[DATA FOR THE TASK start]

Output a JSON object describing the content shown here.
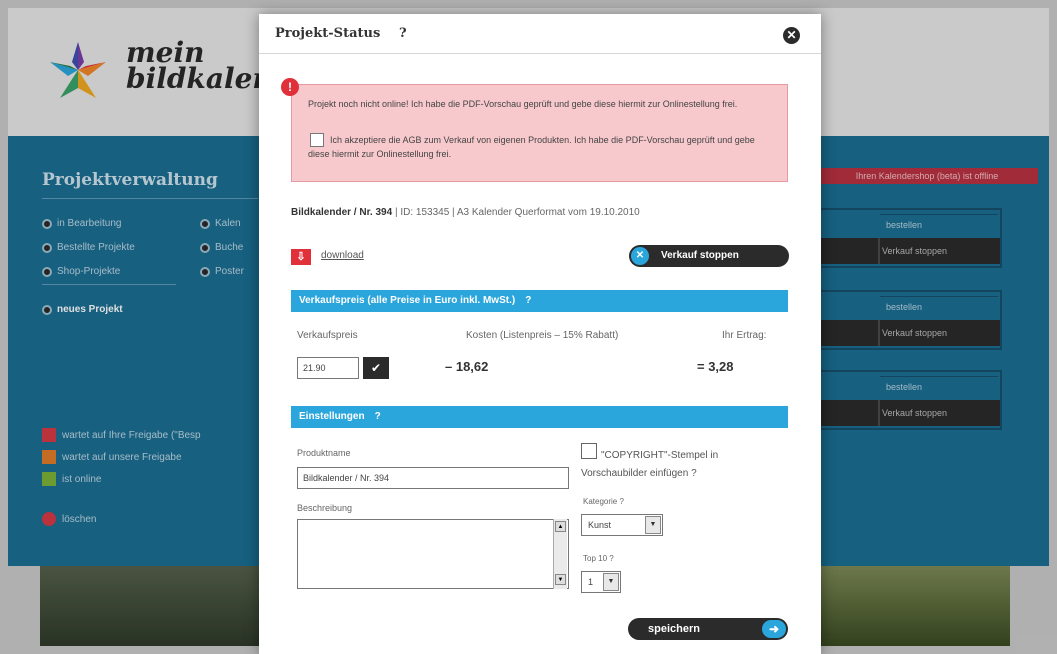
{
  "background": {
    "brand": {
      "line1": "mein",
      "line2": "bildkalen"
    },
    "title": "Projektverwaltung",
    "nav": [
      {
        "label": "in Bearbeitung"
      },
      {
        "label": "Bestellte Projekte"
      },
      {
        "label": "Shop-Projekte"
      },
      {
        "label": "neues Projekt"
      }
    ],
    "nav_col2": [
      "Kalen",
      "Buche",
      "Poster"
    ],
    "legend": [
      {
        "label": "wartet auf Ihre Freigabe (\"Besp",
        "color": "#d33a45"
      },
      {
        "label": "wartet auf unsere Freigabe",
        "color": "#e07a2a"
      },
      {
        "label": "ist online",
        "color": "#7bb13a"
      }
    ],
    "delete_label": "löschen",
    "cta_label": "Ihren Kalendershop (beta) ist offline",
    "boxes": [
      {
        "top": "bestellen",
        "bottom": "Verkauf stoppen"
      },
      {
        "top": "bestellen",
        "bottom": "Verkauf stoppen"
      },
      {
        "top": "bestellen",
        "bottom": "Verkauf stoppen"
      }
    ]
  },
  "modal": {
    "title": "Projekt-Status",
    "help": "?",
    "close_glyph": "✕",
    "alert": {
      "icon": "!",
      "line1": "Projekt noch nicht online! Ich habe die PDF-Vorschau geprüft und gebe diese hiermit zur Onlinestellung frei.",
      "line2": "Ich akzeptiere die AGB zum Verkauf von eigenen Produkten. Ich habe die PDF-Vorschau geprüft und gebe diese hiermit zur Onlinestellung frei."
    },
    "calendar_info": {
      "bold": "Bildkalender / Nr. 394",
      "rest": " | ID: 153345 | A3 Kalender Querformat vom 19.10.2010"
    },
    "download_label": "download",
    "stop_sale_label": "Verkauf stoppen",
    "pricing": {
      "header": "Verkaufspreis (alle Preise in Euro inkl. MwSt.)",
      "help": "?",
      "col_price": "Verkaufspreis",
      "col_cost": "Kosten (Listenpreis – 15% Rabatt)",
      "col_profit": "Ihr Ertrag:",
      "price_value": "21.90",
      "cost_value": "–  18,62",
      "profit_value": "=  3,28"
    },
    "settings": {
      "header": "Einstellungen",
      "help": "?",
      "product_name_label": "Produktname",
      "product_name_value": "Bildkalender / Nr. 394",
      "description_label": "Beschreibung",
      "description_value": "",
      "copyright_label": "\"COPYRIGHT\"-Stempel in Vorschaubilder einfügen ?",
      "category_label": "Kategorie ?",
      "category_value": "Kunst",
      "top10_label": "Top 10 ?",
      "top10_value": "1"
    },
    "save_label": "speichern"
  }
}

[DATA FOR THE TASK end]

EXERCISE DIRECTIONS:
The answer is a single number: how many lines include the word "header"?

CORRECT RESULT:
2